EXERCISE AIM:
Reproduce exactly the lines from the one containing "Give me the" through the last line of the records below, both included, and nothing else.

DATA FOR THIS EXERCISE:

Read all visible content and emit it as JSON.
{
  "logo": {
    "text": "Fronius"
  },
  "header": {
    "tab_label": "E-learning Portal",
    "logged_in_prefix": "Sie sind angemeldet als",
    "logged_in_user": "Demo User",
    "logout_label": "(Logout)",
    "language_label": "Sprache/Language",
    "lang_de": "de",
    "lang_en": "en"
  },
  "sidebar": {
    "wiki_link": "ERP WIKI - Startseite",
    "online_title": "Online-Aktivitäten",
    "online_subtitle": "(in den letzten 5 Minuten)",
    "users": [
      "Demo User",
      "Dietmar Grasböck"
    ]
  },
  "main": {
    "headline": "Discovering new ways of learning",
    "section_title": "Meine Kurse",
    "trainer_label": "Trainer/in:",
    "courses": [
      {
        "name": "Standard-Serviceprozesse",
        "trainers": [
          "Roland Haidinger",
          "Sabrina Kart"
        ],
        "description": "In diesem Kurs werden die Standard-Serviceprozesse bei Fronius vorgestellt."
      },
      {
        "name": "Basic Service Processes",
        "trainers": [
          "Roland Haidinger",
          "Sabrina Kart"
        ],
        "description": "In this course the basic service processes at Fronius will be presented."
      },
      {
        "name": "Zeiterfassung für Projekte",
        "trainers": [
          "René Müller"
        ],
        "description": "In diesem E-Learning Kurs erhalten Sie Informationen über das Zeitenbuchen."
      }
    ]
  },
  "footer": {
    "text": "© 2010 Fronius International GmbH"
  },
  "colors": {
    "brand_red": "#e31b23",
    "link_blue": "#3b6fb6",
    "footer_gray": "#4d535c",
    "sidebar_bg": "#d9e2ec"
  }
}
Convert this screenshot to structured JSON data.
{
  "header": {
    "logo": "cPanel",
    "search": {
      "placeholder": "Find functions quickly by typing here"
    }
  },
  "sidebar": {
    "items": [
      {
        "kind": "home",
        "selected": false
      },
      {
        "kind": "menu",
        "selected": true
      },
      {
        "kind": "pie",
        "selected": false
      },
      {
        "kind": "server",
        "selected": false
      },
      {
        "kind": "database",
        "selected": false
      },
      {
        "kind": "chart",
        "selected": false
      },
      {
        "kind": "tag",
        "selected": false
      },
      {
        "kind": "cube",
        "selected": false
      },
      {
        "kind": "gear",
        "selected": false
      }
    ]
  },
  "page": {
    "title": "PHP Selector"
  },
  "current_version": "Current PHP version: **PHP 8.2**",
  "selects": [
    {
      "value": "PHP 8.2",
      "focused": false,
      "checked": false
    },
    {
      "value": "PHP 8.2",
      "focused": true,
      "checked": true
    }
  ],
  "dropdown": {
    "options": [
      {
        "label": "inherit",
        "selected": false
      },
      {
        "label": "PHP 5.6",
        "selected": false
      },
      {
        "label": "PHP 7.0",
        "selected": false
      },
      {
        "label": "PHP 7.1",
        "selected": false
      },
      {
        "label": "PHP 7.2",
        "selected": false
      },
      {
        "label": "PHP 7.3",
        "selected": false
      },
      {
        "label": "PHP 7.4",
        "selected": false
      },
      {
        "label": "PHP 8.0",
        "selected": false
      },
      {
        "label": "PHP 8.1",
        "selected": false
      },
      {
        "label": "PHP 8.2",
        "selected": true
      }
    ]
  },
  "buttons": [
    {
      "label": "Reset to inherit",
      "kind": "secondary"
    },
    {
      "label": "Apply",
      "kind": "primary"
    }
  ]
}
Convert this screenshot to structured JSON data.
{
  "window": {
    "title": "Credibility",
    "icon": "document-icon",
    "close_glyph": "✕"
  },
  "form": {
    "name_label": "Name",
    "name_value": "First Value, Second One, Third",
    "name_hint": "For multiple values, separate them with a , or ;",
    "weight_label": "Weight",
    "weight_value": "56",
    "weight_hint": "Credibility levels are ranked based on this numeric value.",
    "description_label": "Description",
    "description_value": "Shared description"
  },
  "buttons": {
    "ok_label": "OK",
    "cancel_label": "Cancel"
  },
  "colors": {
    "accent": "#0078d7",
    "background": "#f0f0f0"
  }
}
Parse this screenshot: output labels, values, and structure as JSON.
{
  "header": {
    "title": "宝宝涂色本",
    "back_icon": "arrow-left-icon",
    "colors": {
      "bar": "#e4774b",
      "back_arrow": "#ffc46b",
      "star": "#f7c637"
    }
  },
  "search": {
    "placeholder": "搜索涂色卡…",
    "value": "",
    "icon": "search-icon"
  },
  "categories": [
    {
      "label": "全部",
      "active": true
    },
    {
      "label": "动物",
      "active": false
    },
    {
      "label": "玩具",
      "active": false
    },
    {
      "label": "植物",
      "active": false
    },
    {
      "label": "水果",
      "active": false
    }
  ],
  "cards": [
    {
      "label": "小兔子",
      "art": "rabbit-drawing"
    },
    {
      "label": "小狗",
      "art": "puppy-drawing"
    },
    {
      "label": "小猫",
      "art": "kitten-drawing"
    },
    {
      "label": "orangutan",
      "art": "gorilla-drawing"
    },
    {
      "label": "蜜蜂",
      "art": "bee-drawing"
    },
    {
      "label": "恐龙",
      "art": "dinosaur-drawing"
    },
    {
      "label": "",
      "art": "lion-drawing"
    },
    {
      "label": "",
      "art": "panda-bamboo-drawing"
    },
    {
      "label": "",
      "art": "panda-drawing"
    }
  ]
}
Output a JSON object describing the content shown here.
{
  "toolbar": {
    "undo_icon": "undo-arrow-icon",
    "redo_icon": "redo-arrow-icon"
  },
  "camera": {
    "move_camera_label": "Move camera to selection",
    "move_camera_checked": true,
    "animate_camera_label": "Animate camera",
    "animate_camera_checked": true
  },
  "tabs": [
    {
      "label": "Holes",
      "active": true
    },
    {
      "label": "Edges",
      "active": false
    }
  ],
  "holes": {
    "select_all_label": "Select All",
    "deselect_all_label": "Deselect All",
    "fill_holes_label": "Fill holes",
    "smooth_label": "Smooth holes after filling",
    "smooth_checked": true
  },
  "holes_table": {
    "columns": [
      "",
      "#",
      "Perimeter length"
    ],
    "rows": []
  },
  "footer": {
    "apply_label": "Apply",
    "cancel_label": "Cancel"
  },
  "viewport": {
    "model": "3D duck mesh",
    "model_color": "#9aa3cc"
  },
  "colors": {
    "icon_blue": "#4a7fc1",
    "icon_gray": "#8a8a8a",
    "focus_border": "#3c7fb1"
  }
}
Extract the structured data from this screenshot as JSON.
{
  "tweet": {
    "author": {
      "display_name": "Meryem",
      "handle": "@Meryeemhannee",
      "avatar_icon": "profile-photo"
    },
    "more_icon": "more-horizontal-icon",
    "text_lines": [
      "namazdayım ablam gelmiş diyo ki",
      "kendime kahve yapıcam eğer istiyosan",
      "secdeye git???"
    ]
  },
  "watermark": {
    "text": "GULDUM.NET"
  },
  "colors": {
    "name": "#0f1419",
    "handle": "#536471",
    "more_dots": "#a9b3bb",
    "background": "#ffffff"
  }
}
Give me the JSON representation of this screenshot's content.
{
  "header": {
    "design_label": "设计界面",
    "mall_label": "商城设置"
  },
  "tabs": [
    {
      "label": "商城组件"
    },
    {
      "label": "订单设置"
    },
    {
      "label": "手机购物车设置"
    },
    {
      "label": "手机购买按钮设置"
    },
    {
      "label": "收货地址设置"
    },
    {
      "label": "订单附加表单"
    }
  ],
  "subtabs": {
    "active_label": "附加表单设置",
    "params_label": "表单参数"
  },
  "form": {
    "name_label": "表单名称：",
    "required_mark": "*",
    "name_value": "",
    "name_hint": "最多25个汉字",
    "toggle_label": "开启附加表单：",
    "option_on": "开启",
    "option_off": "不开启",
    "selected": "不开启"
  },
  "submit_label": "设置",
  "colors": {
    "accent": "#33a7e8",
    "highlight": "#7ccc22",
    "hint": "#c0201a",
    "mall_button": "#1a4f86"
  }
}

CORRECT ANSWER:
Give me the JSON representation of this screenshot's content.
{
  "header": {
    "design_label": "设计界面",
    "mall_label": "商城设置"
  },
  "tabs": [
    {
      "label": "商城组件"
    },
    {
      "label": "订单设置"
    },
    {
      "label": "手机购物车设置"
    },
    {
      "label": "手机购买按钮设置"
    },
    {
      "label": "收货地址设置"
    },
    {
      "label": "订单附加表单"
    }
  ],
  "subtabs": {
    "active_label": "附加表单设置",
    "params_label": "表单参数"
  },
  "form": {
    "name_label": "表单名称：",
    "required_mark": "*",
    "name_value": "",
    "name_hint": "最多25个汉字",
    "toggle_label": "开启附加表单：",
    "option_on": "开启",
    "option_off": "不开启",
    "selected": "不开启"
  },
  "submit_label": "设置",
  "colors": {
    "accent": "#33a7e8",
    "highlight": "#7ccc22",
    "hint": "#c0201a",
    "mall_button": "#1a4f86"
  }
}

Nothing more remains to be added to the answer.